Start DATA SHOWN

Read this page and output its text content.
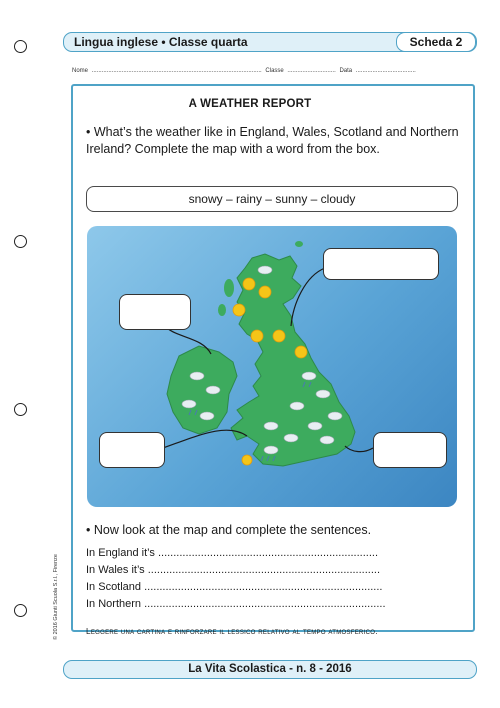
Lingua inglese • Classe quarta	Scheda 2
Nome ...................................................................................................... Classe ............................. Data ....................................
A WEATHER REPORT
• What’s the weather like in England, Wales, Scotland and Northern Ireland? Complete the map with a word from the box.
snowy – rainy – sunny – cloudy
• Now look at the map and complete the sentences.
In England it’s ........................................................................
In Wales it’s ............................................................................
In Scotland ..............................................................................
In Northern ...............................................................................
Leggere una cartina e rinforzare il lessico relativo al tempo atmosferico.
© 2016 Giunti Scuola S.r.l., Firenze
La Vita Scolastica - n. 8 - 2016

End DATA SHOWN
Start DATA SHOWN

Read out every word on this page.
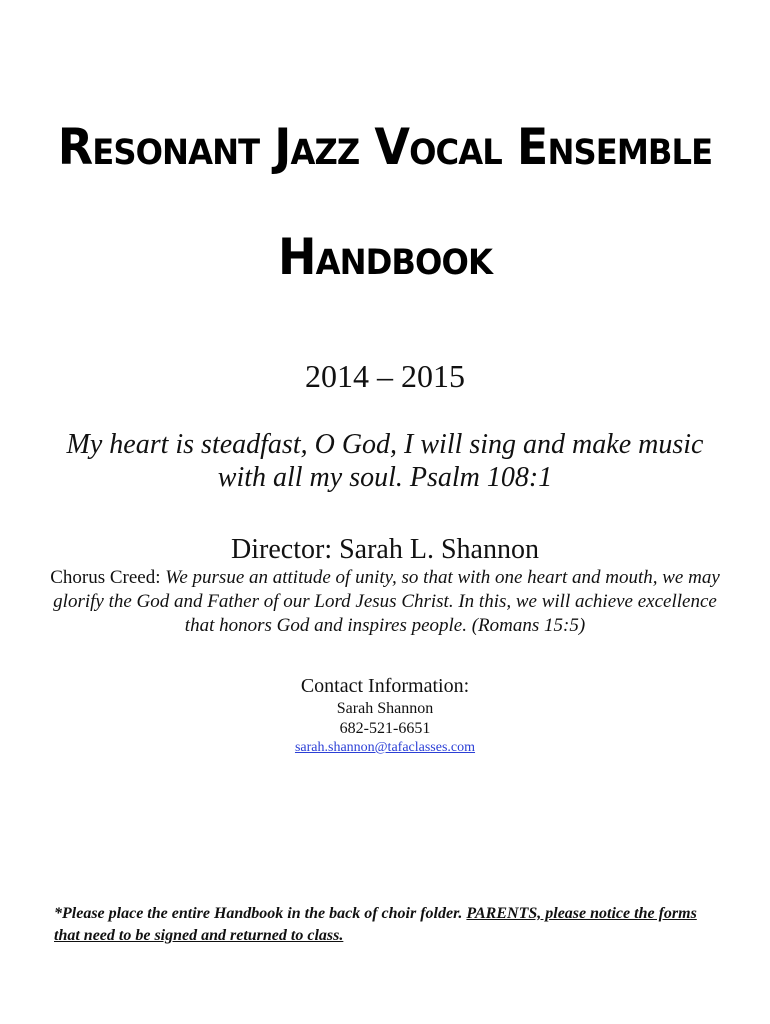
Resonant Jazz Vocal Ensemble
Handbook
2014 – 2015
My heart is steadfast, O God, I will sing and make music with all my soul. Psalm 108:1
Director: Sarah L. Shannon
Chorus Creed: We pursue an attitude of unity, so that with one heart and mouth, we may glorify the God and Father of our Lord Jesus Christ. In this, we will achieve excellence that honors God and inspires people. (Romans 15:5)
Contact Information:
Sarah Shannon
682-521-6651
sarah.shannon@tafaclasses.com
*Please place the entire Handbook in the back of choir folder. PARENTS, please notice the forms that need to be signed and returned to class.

End DATA SHOWN

— AIM OF THE EXERCISE —
In the material above, find the lines that contain "will" and show them.

— REPLY —
My heart is steadfast, O God, I will sing and make music with all my soul. Psalm 108:1
Chorus Creed: We pursue an attitude of unity, so that with one heart and mouth, we may glorify the God and Father of our Lord Jesus Christ. In this, we will achieve excellence that honors God and inspires people. (Romans 15:5)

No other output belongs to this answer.